### Instructions for the task:
Copy out the data below verbatim.

### Records for the exercise:
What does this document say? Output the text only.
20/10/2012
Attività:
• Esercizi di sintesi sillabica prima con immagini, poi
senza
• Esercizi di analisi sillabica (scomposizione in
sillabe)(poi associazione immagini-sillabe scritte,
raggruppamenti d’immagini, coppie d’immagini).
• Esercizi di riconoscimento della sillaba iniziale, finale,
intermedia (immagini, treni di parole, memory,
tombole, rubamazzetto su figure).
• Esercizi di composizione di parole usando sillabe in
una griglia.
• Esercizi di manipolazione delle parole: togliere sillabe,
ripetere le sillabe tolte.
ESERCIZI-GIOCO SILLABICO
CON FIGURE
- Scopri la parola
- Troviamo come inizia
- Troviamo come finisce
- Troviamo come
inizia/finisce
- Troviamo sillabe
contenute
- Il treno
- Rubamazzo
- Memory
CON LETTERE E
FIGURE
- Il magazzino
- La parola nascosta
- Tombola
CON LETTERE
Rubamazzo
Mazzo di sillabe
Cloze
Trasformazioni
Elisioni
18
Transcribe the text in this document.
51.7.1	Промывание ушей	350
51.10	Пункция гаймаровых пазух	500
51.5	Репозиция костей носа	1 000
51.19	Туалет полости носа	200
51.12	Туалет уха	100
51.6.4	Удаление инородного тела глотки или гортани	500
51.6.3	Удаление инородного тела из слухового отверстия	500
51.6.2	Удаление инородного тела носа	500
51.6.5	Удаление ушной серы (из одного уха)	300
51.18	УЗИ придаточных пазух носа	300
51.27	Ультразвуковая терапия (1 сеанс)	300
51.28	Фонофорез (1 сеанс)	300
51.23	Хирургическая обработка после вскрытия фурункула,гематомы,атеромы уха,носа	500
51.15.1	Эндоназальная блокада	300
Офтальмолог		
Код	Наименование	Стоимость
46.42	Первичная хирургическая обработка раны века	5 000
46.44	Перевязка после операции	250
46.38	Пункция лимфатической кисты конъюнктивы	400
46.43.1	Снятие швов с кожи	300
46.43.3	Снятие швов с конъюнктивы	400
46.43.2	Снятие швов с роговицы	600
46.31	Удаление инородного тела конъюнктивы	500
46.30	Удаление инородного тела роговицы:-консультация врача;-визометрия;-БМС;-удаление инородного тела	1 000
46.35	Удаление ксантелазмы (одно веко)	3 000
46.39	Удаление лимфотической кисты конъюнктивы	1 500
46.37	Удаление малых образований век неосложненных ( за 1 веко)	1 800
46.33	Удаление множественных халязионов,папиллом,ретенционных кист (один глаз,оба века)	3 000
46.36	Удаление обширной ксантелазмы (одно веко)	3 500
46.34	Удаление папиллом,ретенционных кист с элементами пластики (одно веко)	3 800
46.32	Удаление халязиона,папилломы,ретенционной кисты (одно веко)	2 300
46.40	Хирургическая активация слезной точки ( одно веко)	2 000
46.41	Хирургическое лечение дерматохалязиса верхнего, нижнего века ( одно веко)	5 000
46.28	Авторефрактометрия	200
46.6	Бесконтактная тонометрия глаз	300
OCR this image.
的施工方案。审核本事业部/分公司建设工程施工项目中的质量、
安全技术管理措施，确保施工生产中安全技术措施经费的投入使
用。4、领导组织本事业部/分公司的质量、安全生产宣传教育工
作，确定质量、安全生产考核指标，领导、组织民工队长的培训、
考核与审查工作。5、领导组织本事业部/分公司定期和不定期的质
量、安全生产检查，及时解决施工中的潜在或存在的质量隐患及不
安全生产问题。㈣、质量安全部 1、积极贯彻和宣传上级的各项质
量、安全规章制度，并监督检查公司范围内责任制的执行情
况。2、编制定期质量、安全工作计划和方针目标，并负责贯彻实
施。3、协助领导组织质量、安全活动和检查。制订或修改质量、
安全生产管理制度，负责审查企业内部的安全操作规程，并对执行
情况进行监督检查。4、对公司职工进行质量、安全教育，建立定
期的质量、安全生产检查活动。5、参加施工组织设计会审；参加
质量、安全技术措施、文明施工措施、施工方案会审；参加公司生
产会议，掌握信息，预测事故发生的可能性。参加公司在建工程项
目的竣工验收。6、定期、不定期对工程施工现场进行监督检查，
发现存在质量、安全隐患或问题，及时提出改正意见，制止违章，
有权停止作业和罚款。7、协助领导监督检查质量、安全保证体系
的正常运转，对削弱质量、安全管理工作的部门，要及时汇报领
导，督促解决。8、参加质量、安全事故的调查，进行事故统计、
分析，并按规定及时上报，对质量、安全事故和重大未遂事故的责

### Solution for this problem:
What does this document say? Output the text only.
20/10/2012
Attività:
• Esercizi di sintesi sillabica prima con immagini, poi
senza
• Esercizi di analisi sillabica (scomposizione in
sillabe)(poi associazione immagini-sillabe scritte,
raggruppamenti d’immagini, coppie d’immagini).
• Esercizi di riconoscimento della sillaba iniziale, finale,
intermedia (immagini, treni di parole, memory,
tombole, rubamazzetto su figure).
• Esercizi di composizione di parole usando sillabe in
una griglia.
• Esercizi di manipolazione delle parole: togliere sillabe,
ripetere le sillabe tolte.
ESERCIZI-GIOCO SILLABICO
CON FIGURE
- Scopri la parola
- Troviamo come inizia
- Troviamo come finisce
- Troviamo come
inizia/finisce
- Troviamo sillabe
contenute
- Il treno
- Rubamazzo
- Memory
CON LETTERE E
FIGURE
- Il magazzino
- La parola nascosta
- Tombola
CON LETTERE
Rubamazzo
Mazzo di sillabe
Cloze
Trasformazioni
Elisioni
18
Transcribe the text in this document.
51.7.1	Промывание ушей	350
51.10	Пункция гаймаровых пазух	500
51.5	Репозиция костей носа	1 000
51.19	Туалет полости носа	200
51.12	Туалет уха	100
51.6.4	Удаление инородного тела глотки или гортани	500
51.6.3	Удаление инородного тела из слухового отверстия	500
51.6.2	Удаление инородного тела носа	500
51.6.5	Удаление ушной серы (из одного уха)	300
51.18	УЗИ придаточных пазух носа	300
51.27	Ультразвуковая терапия (1 сеанс)	300
51.28	Фонофорез (1 сеанс)	300
51.23	Хирургическая обработка после вскрытия фурункула,гематомы,атеромы уха,носа	500
51.15.1	Эндоназальная блокада	300
Офтальмолог		
Код	Наименование	Стоимость
46.42	Первичная хирургическая обработка раны века	5 000
46.44	Перевязка после операции	250
46.38	Пункция лимфатической кисты конъюнктивы	400
46.43.1	Снятие швов с кожи	300
46.43.3	Снятие швов с конъюнктивы	400
46.43.2	Снятие швов с роговицы	600
46.31	Удаление инородного тела конъюнктивы	500
46.30	Удаление инородного тела роговицы:-консультация врача;-визометрия;-БМС;-удаление инородного тела	1 000
46.35	Удаление ксантелазмы (одно веко)	3 000
46.39	Удаление лимфотической кисты конъюнктивы	1 500
46.37	Удаление малых образований век неосложненных ( за 1 веко)	1 800
46.33	Удаление множественных халязионов,папиллом,ретенционных кист (один глаз,оба века)	3 000
46.36	Удаление обширной ксантелазмы (одно веко)	3 500
46.34	Удаление папиллом,ретенционных кист с элементами пластики (одно веко)	3 800
46.32	Удаление халязиона,папилломы,ретенционной кисты (одно веко)	2 300
46.40	Хирургическая активация слезной точки ( одно веко)	2 000
46.41	Хирургическое лечение дерматохалязиса верхнего, нижнего века ( одно веко)	5 000
46.28	Авторефрактометрия	200
46.6	Бесконтактная тонометрия глаз	300
OCR this image.
的施工方案。审核本事业部/分公司建设工程施工项目中的质量、
安全技术管理措施，确保施工生产中安全技术措施经费的投入使
用。4、领导组织本事业部/分公司的质量、安全生产宣传教育工
作，确定质量、安全生产考核指标，领导、组织民工队长的培训、
考核与审查工作。5、领导组织本事业部/分公司定期和不定期的质
量、安全生产检查，及时解决施工中的潜在或存在的质量隐患及不
安全生产问题。㈣、质量安全部 1、积极贯彻和宣传上级的各项质
量、安全规章制度，并监督检查公司范围内责任制的执行情
况。2、编制定期质量、安全工作计划和方针目标，并负责贯彻实
施。3、协助领导组织质量、安全活动和检查。制订或修改质量、
安全生产管理制度，负责审查企业内部的安全操作规程，并对执行
情况进行监督检查。4、对公司职工进行质量、安全教育，建立定
期的质量、安全生产检查活动。5、参加施工组织设计会审；参加
质量、安全技术措施、文明施工措施、施工方案会审；参加公司生
产会议，掌握信息，预测事故发生的可能性。参加公司在建工程项
目的竣工验收。6、定期、不定期对工程施工现场进行监督检查，
发现存在质量、安全隐患或问题，及时提出改正意见，制止违章，
有权停止作业和罚款。7、协助领导监督检查质量、安全保证体系
的正常运转，对削弱质量、安全管理工作的部门，要及时汇报领
导，督促解决。8、参加质量、安全事故的调查，进行事故统计、
分析，并按规定及时上报，对质量、安全事故和重大未遂事故的责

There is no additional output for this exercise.